Every line with the string "который" should be gathered.

-------------------------

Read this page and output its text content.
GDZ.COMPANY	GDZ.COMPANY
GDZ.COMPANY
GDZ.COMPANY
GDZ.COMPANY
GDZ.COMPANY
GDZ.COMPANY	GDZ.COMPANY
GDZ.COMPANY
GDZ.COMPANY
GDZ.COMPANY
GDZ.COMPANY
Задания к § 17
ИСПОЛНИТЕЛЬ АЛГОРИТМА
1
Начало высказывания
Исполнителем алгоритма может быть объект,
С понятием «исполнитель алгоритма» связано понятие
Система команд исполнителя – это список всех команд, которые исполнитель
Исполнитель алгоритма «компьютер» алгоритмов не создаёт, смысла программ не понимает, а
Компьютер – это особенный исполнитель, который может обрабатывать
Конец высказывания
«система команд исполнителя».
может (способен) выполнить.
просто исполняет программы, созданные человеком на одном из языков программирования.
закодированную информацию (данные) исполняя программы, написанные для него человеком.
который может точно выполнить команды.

-------------------------

### Exercise response
Компьютер – это особенный исполнитель, который может обрабатывать
который может точно выполнить команды.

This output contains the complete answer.